Your objective - Every entry below should be transcribed exactly; pictures stay out of the copy.

Collected data -
-*-

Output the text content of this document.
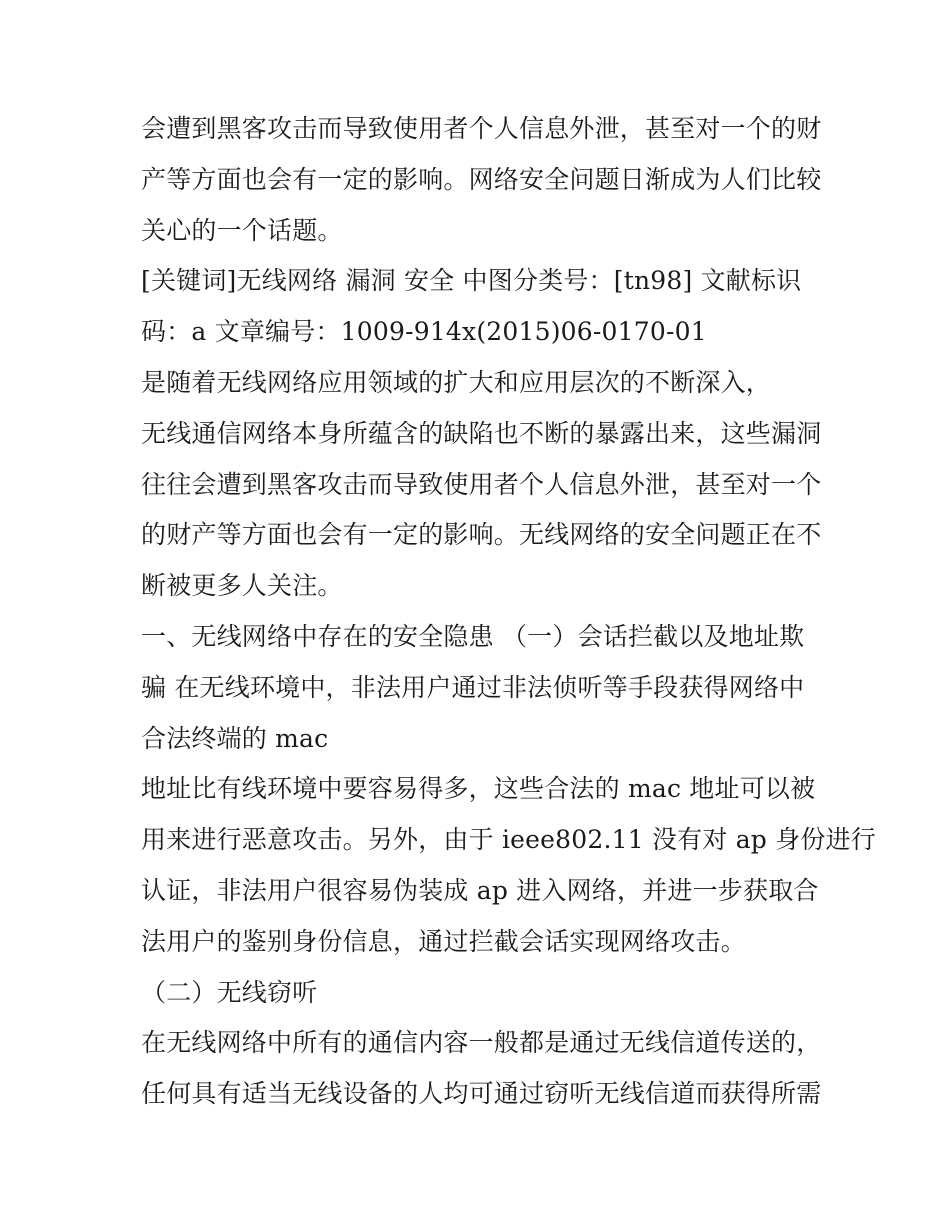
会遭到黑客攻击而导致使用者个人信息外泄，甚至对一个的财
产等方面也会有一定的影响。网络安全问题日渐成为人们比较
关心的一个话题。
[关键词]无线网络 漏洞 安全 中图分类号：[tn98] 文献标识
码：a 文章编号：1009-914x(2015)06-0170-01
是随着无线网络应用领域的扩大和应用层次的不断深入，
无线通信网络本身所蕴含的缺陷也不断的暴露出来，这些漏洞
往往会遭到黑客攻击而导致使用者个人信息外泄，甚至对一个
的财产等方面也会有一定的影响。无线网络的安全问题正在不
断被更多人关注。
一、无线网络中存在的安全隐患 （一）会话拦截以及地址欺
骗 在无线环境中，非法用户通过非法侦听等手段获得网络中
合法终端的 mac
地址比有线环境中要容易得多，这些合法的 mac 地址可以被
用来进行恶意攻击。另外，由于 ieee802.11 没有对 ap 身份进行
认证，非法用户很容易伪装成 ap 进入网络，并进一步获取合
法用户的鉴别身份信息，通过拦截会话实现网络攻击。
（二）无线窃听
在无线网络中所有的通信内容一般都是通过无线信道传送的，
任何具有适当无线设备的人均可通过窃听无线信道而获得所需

-*-

Worked solution -
Output the text content of this document.
会遭到黑客攻击而导致使用者个人信息外泄，甚至对一个的财
产等方面也会有一定的影响。网络安全问题日渐成为人们比较
关心的一个话题。
[关键词]无线网络 漏洞 安全 中图分类号：[tn98] 文献标识
码：a 文章编号：1009-914x(2015)06-0170-01
是随着无线网络应用领域的扩大和应用层次的不断深入，
无线通信网络本身所蕴含的缺陷也不断的暴露出来，这些漏洞
往往会遭到黑客攻击而导致使用者个人信息外泄，甚至对一个
的财产等方面也会有一定的影响。无线网络的安全问题正在不
断被更多人关注。
一、无线网络中存在的安全隐患 （一）会话拦截以及地址欺
骗 在无线环境中，非法用户通过非法侦听等手段获得网络中
合法终端的 mac
地址比有线环境中要容易得多，这些合法的 mac 地址可以被
用来进行恶意攻击。另外，由于 ieee802.11 没有对 ap 身份进行
认证，非法用户很容易伪装成 ap 进入网络，并进一步获取合
法用户的鉴别身份信息，通过拦截会话实现网络攻击。
（二）无线窃听
在无线网络中所有的通信内容一般都是通过无线信道传送的，
任何具有适当无线设备的人均可通过窃听无线信道而获得所需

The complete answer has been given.